— Start DATA RECORDS —

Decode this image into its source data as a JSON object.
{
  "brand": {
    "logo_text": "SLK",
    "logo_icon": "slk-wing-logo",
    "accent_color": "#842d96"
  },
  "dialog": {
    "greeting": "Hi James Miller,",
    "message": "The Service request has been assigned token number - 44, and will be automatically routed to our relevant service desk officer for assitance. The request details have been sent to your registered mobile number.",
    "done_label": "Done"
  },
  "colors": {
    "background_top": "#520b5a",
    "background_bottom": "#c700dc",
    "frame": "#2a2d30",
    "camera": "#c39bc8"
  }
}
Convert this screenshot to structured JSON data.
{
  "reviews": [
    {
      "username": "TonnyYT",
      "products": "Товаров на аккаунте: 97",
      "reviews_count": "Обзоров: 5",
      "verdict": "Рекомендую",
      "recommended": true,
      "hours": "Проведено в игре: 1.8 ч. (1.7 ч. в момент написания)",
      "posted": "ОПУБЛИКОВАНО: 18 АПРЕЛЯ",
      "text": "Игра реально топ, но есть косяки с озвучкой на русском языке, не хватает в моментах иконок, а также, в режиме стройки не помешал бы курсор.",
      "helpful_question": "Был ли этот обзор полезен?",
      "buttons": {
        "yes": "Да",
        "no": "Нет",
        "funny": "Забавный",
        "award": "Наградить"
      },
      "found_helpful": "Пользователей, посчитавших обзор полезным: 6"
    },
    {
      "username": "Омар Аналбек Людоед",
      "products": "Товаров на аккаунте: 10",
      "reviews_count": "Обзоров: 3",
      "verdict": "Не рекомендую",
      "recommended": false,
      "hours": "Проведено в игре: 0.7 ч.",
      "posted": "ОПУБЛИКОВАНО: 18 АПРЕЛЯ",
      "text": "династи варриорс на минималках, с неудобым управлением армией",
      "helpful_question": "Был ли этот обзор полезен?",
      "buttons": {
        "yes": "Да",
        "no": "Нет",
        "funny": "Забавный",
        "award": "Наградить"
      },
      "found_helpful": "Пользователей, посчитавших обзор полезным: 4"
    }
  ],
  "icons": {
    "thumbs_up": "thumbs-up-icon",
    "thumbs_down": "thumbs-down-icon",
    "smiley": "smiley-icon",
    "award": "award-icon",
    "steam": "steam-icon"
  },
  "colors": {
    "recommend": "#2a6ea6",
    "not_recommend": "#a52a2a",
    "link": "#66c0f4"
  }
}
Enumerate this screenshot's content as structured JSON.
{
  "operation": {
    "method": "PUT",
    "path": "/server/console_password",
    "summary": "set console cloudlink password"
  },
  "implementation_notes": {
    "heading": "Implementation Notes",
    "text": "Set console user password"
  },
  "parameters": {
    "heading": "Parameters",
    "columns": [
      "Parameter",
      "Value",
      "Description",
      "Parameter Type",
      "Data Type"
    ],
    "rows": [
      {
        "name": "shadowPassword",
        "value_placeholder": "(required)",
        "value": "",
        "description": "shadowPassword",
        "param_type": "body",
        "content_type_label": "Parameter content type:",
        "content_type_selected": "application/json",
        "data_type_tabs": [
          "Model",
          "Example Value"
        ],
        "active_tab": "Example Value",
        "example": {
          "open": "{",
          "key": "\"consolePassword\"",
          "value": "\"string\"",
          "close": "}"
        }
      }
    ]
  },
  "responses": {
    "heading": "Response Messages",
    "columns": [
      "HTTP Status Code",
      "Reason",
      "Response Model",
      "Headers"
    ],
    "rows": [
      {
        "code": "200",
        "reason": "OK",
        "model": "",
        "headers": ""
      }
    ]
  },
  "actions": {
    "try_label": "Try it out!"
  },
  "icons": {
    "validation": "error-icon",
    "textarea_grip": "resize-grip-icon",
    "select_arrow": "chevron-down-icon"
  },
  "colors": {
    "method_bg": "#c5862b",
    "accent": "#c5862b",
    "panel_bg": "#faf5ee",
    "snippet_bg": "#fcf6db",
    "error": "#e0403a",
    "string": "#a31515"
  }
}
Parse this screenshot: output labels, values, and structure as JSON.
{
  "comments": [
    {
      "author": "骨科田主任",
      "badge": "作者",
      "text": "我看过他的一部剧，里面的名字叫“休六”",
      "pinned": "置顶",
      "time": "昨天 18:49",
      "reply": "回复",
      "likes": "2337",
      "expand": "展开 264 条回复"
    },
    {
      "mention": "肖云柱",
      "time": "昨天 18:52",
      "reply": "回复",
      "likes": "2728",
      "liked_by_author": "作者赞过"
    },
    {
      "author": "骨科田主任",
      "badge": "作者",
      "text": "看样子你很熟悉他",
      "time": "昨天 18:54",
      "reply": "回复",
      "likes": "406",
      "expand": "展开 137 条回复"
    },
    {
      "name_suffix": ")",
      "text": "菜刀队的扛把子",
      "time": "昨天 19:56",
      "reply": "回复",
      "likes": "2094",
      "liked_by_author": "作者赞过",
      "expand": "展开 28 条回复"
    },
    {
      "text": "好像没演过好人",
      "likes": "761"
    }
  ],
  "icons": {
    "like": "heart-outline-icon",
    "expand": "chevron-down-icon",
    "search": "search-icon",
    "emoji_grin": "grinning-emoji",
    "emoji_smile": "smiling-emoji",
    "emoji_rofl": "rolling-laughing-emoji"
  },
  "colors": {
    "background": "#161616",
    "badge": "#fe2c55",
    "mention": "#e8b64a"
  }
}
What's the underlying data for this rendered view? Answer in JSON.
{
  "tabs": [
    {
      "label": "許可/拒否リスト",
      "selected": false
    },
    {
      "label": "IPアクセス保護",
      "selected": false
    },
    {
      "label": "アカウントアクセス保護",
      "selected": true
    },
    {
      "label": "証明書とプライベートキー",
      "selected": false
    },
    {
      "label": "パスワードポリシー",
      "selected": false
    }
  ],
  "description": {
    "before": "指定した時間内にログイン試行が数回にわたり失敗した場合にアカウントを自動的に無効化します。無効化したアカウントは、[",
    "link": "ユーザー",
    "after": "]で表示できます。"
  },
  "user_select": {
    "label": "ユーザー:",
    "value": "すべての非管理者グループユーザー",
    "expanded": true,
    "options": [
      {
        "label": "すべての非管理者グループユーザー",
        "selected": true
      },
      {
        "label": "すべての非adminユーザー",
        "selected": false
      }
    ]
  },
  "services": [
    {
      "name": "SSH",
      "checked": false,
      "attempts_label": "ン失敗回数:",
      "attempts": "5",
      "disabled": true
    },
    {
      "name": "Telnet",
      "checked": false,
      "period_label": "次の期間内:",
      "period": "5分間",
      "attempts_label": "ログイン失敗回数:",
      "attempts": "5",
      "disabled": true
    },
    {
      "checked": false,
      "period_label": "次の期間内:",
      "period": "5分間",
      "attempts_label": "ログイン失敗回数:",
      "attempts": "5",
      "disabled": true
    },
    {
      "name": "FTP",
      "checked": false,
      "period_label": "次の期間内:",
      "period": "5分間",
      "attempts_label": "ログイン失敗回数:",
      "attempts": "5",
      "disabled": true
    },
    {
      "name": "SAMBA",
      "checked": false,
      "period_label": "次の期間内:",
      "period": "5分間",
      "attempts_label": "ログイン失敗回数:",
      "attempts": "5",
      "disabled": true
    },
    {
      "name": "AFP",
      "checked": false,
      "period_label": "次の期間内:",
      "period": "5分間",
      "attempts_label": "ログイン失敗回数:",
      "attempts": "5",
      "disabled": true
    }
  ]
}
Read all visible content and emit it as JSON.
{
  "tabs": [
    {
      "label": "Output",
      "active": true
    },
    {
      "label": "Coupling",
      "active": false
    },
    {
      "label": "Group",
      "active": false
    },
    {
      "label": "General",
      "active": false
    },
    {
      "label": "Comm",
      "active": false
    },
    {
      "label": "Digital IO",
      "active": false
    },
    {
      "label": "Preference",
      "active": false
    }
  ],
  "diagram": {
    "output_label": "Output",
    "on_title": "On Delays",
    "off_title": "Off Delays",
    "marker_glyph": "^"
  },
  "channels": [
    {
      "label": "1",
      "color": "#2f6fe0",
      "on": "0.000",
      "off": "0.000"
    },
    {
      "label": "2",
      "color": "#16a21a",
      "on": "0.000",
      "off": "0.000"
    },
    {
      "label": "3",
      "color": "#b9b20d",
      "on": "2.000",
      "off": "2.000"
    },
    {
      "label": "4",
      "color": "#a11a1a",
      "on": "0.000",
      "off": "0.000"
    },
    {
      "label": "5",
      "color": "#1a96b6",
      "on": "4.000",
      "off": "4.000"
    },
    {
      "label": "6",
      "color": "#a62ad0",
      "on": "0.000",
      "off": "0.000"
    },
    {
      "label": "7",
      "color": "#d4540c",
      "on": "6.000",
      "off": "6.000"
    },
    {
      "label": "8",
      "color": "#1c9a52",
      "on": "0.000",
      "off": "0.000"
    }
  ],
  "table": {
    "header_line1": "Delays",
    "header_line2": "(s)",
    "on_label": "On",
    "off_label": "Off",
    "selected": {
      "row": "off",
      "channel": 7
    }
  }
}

— End DATA RECORDS —

* _INSTRUCTIONS FOR THE TASK_: Say how many lines in the records contain the string "verdict", and say nothing else.

* _WRITTEN SOLUTION_: 2